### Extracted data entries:
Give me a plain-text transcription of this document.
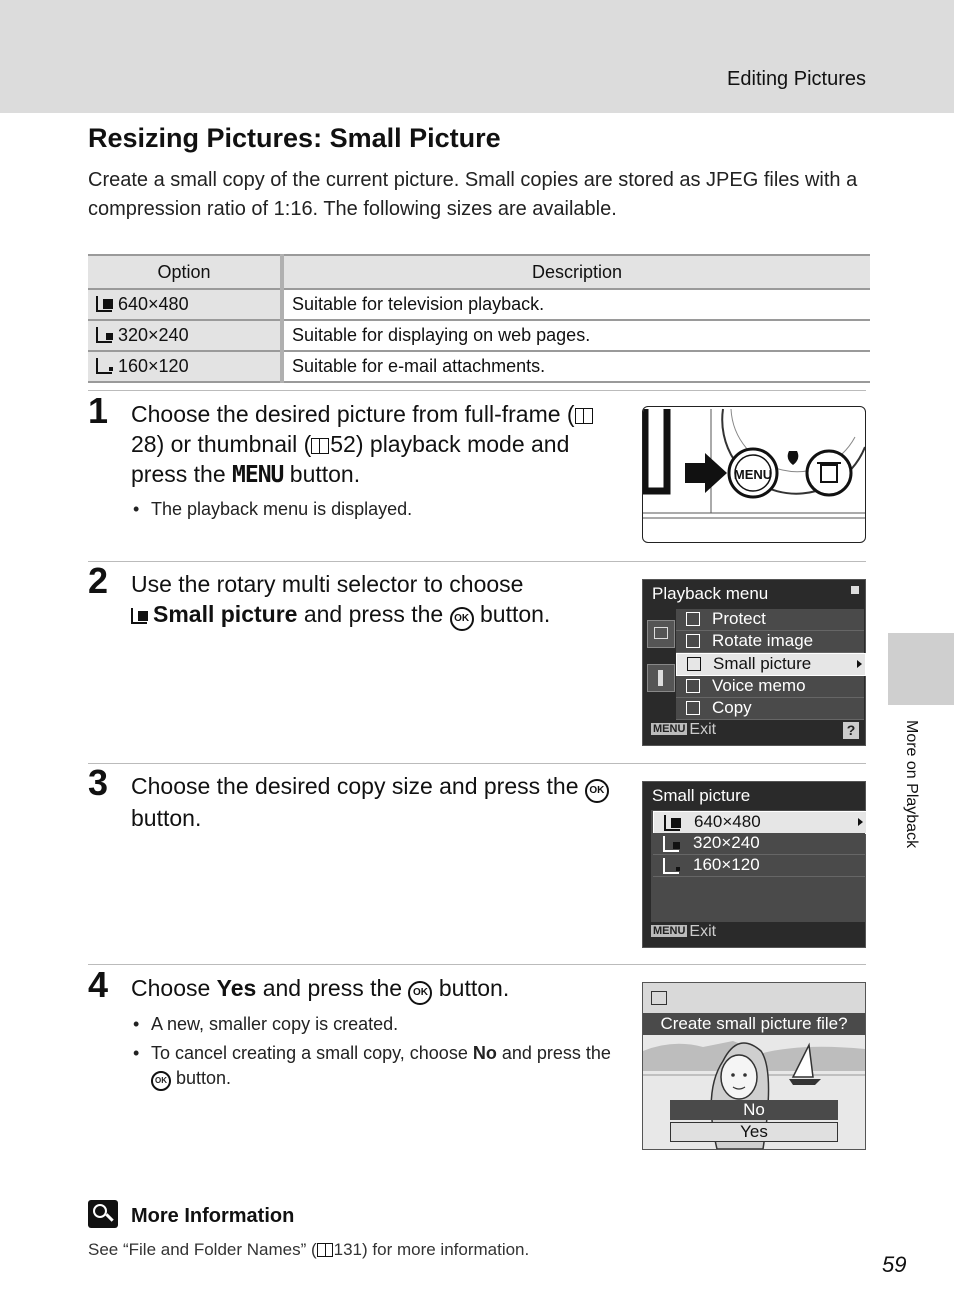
Editing Pictures
More on Playback
Resizing Pictures: Small Picture

Create a small copy of the current picture. Small copies are stored as JPEG files with a compression ratio of 1:16. The following sizes are available.

Option	Description
640×480	Suitable for television playback.
320×240	Suitable for displaying on web pages.
160×120	Suitable for e-mail attachments.
1 Choose the desired picture from full-frame (28) or thumbnail ( 52) playback mode and press the MENU button.

• The playback menu is displayed.
MENU
2 Use the rotary multi selector to choose
Small picture and press the OK button.

Playback menu
Protect
Rotate image
Small picture
Voice memo
Copy
MENU Exit	?
3 Choose the desired copy size and press the OK
button.

Small picture
640×480
320×240
160×120
MENU Exit
4 Choose Yes and press the OK button.

• A new, smaller copy is created.
• To cancel creating a small copy, choose No and press the OK button.
Create small picture file?
No
Yes
More Information
See “File and Folder Names” ( 131) for more information.
59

### INSTRUCTION:
Return the material word for word. Pictures are not part of the copy.

### RESPONSE:
Give me a plain-text transcription of this document.
Editing Pictures
More on Playback
Resizing Pictures: Small Picture

Create a small copy of the current picture. Small copies are stored as JPEG files with a compression ratio of 1:16. The following sizes are available.

Option	Description
640×480	Suitable for television playback.
320×240	Suitable for displaying on web pages.
160×120	Suitable for e-mail attachments.
1 Choose the desired picture from full-frame (28) or thumbnail ( 52) playback mode and press the MENU button.

• The playback menu is displayed.
MENU
2 Use the rotary multi selector to choose
Small picture and press the OK button.

Playback menu
Protect
Rotate image
Small picture
Voice memo
Copy
MENU Exit	?
3 Choose the desired copy size and press the OK
button.

Small picture
640×480
320×240
160×120
MENU Exit
4 Choose Yes and press the OK button.

• A new, smaller copy is created.
• To cancel creating a small copy, choose No and press the OK button.
Create small picture file?
No
Yes
More Information
See “File and Folder Names” ( 131) for more information.
59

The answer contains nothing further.